**SUPPLIED RECORDS**
# # #
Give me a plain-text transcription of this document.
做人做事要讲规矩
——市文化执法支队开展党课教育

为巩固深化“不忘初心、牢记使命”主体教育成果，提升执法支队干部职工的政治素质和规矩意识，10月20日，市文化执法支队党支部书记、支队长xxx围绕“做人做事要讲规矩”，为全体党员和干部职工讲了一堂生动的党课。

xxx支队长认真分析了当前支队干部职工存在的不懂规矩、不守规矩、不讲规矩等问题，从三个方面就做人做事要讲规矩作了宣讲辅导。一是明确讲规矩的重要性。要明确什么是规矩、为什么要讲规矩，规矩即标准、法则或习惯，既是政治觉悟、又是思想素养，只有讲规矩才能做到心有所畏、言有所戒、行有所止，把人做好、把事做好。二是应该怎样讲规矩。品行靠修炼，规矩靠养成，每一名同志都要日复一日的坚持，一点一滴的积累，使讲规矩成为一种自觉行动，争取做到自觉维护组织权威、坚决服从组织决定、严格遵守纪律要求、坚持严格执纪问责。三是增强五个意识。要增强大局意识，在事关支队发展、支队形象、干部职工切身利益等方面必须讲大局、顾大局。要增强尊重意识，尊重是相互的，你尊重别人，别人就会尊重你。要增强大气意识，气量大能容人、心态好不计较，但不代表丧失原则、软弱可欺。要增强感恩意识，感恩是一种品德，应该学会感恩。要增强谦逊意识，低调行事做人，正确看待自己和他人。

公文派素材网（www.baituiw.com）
# # #
Reproduce every entry shown above, precisely as it stands.

Give me a plain-text transcription of this document.
做人做事要讲规矩
——市文化执法支队开展党课教育

为巩固深化“不忘初心、牢记使命”主体教育成果，提升执法支队干部职工的政治素质和规矩意识，10月20日，市文化执法支队党支部书记、支队长xxx围绕“做人做事要讲规矩”，为全体党员和干部职工讲了一堂生动的党课。

xxx支队长认真分析了当前支队干部职工存在的不懂规矩、不守规矩、不讲规矩等问题，从三个方面就做人做事要讲规矩作了宣讲辅导。一是明确讲规矩的重要性。要明确什么是规矩、为什么要讲规矩，规矩即标准、法则或习惯，既是政治觉悟、又是思想素养，只有讲规矩才能做到心有所畏、言有所戒、行有所止，把人做好、把事做好。二是应该怎样讲规矩。品行靠修炼，规矩靠养成，每一名同志都要日复一日的坚持，一点一滴的积累，使讲规矩成为一种自觉行动，争取做到自觉维护组织权威、坚决服从组织决定、严格遵守纪律要求、坚持严格执纪问责。三是增强五个意识。要增强大局意识，在事关支队发展、支队形象、干部职工切身利益等方面必须讲大局、顾大局。要增强尊重意识，尊重是相互的，你尊重别人，别人就会尊重你。要增强大气意识，气量大能容人、心态好不计较，但不代表丧失原则、软弱可欺。要增强感恩意识，感恩是一种品德，应该学会感恩。要增强谦逊意识，低调行事做人，正确看待自己和他人。

公文派素材网（www.baituiw.com）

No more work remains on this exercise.